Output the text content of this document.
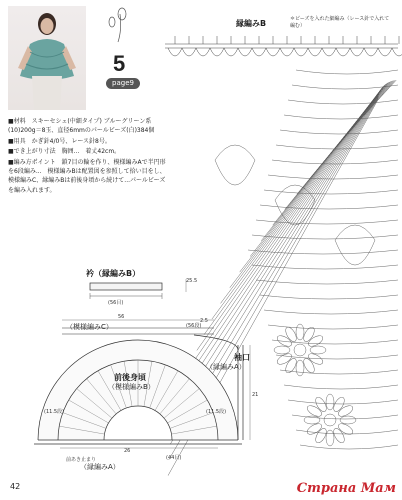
5
page9

■材料　スキーセシェ(中細タイプ) ブルーグリーン系(10)200g＝8玉、直径6mmのパールビーズ(白)384個

■用具　かぎ針4/0号、レース針8号。

■でき上がり寸法　胸囲...　着丈42cm。

■編み方ポイント　鎖7目の輪を作り、模様編みAで半円形を6段編み...　模様編みBは配置図を参照して拾い目をし、模様編みC、縁編みBは前後身頃から続けて...パールビーズを編み入れます。

縁編みB	＊ビーズを入れた細編み（レース針で入れて編む）
衿（縁編みB）
25.5
(56目)
（模様編みC）
56
(56段)
2.5
前後身頃
（模様編みB）
袖口
（縁編みA）
21
(11.5段)	(11.5段)
26
前あき止まり	(44目)
（縁編みA）
42	Страна Мам
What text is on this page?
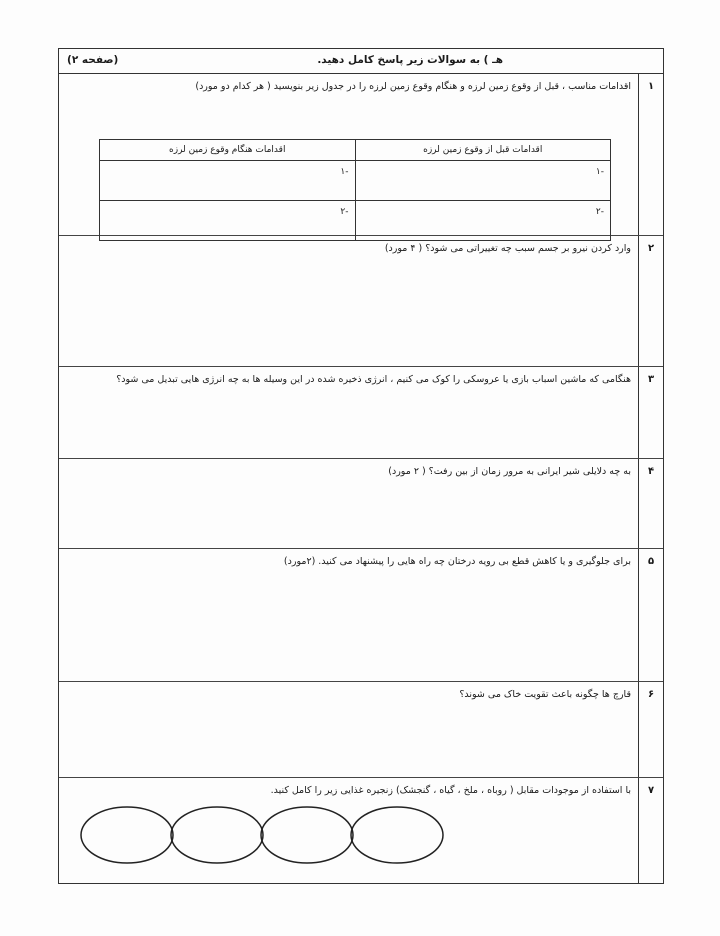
هـ ) به سوالات زیر پاسخ کامل دهید.
(صفحه ۲)
۱
اقدامات مناسب ، قبل از وقوع زمین لرزه و هنگام وقوع زمین لرزه را در جدول زیر بنویسید ( هر کدام دو مورد)
اقدامات قبل از وقوع زمین لرزه	اقدامات هنگام وقوع زمین لرزه
-۱	-۱
-۲	-۲
۲
وارد کردن نیرو بر جسم سبب چه تغییراتی می شود؟ ( ۴ مورد)
۳
هنگامی که ماشین اسباب بازی یا عروسکی را کوک می کنیم ، انرژی ذخیره شده در این وسیله ها به چه انرژی هایی تبدیل می شود؟
۴
به چه دلایلی شیر ایرانی به مرور زمان از بین رفت؟ ( ۲ مورد)
۵
برای جلوگیری و یا کاهش قطع بی رویه درختان چه راه هایی را پیشنهاد می کنید. (۲مورد)
۶
قارچ ها چگونه باعث تقویت خاک می شوند؟
۷
با استفاده از موجودات مقابل ( روباه ، ملخ ، گیاه ، گنجشک) زنجیره غذایی زیر را کامل کنید.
---+---
### [What you are asked to do]
Which lines contain "text"? Show each of them.

### [Solution to this problem]
Output the text content of this document.
What text is on this page?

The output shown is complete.